■ **PROBLEM STATEMENT**
Review the material line by line. Identify and copy every line that contains the string "role".

■ **RECORDS TO USE**
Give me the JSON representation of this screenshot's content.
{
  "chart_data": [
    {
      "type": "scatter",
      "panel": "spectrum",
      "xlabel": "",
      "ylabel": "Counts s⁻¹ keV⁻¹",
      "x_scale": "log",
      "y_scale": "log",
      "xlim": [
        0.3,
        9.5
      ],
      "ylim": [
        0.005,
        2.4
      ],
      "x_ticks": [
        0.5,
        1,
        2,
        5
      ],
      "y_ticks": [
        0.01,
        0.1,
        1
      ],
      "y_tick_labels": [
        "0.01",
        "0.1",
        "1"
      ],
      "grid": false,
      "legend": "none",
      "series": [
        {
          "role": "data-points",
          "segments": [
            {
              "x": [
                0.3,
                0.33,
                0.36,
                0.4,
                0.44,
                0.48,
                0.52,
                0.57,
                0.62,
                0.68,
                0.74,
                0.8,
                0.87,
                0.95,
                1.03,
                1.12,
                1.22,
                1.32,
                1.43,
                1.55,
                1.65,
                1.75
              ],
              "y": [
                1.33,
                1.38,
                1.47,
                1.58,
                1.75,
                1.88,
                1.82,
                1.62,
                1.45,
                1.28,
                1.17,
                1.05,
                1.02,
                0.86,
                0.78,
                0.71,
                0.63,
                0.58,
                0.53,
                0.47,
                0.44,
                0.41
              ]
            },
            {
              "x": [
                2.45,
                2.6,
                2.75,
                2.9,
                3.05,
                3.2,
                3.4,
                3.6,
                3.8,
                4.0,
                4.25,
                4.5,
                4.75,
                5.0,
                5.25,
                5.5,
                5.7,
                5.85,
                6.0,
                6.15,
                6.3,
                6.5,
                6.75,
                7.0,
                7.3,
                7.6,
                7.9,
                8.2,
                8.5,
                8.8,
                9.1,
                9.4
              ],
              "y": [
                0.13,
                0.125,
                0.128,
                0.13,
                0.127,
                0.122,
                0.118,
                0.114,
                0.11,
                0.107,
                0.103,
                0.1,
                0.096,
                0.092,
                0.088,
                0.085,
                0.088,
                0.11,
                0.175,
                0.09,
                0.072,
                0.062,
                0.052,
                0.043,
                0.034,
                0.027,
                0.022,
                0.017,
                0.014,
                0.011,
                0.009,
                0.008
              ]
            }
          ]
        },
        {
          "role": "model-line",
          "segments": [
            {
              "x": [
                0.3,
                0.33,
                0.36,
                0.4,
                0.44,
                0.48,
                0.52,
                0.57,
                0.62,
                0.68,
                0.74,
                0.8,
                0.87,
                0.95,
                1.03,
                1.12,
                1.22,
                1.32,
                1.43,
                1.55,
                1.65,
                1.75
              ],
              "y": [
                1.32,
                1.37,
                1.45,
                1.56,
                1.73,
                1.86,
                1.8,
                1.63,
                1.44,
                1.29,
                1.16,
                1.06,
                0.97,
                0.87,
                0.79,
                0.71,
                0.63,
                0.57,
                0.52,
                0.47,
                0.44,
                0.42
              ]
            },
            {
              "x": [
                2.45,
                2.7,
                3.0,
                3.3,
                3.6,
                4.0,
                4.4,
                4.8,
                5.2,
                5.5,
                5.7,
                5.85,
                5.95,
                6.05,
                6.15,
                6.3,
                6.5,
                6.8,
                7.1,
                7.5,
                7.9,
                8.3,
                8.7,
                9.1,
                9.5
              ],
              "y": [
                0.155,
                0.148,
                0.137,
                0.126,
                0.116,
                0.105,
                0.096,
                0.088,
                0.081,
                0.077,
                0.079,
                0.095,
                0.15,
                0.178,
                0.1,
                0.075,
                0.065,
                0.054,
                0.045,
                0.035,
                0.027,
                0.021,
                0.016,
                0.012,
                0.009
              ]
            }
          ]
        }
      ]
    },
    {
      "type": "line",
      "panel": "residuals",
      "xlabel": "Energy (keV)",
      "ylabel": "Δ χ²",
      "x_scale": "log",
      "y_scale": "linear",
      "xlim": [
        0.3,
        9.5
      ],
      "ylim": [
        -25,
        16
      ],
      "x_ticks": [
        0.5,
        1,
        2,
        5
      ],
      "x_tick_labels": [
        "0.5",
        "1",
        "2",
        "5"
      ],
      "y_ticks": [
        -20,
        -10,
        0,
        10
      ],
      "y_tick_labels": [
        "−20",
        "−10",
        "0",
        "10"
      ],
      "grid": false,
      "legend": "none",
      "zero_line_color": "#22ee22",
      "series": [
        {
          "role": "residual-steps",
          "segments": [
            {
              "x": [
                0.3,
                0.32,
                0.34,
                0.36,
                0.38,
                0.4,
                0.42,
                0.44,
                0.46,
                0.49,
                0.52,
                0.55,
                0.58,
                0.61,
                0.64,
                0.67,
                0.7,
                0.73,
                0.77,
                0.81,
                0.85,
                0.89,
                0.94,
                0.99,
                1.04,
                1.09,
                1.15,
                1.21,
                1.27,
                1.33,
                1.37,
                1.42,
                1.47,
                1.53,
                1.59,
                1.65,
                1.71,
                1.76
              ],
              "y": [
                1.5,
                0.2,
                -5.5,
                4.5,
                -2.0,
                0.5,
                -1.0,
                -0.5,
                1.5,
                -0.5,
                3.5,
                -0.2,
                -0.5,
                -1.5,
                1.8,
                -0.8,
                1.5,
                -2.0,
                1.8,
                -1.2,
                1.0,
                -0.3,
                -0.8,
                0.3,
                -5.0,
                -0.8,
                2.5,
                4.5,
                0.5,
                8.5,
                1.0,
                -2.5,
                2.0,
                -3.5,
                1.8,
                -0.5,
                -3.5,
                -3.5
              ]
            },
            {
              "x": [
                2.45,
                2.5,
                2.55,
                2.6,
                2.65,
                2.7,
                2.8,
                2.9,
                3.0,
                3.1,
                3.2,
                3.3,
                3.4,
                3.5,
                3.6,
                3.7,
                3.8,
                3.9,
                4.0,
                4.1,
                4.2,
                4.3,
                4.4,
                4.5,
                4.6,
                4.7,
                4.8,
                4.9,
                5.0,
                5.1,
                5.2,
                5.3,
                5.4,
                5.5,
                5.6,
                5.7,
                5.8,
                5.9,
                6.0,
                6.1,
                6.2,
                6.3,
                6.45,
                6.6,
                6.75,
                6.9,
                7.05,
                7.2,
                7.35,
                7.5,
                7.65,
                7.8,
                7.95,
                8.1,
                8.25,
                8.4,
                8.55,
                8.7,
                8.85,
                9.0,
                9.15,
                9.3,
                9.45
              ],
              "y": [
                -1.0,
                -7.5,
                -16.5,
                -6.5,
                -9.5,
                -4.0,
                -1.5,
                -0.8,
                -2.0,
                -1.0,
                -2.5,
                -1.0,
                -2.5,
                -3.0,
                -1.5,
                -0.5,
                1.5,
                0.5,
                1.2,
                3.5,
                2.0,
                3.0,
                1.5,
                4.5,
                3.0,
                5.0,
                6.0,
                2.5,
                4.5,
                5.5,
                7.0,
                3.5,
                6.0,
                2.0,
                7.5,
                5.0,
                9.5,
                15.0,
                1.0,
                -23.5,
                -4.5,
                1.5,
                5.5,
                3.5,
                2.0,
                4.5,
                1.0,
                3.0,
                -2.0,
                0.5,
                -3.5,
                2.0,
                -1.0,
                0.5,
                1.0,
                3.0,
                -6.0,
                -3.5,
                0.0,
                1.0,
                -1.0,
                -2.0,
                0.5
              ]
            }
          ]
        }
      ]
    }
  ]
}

■ **SOLUTION TO THIS TASK**
          "role": "data-points",
          "role": "model-line",
          "role": "residual-steps",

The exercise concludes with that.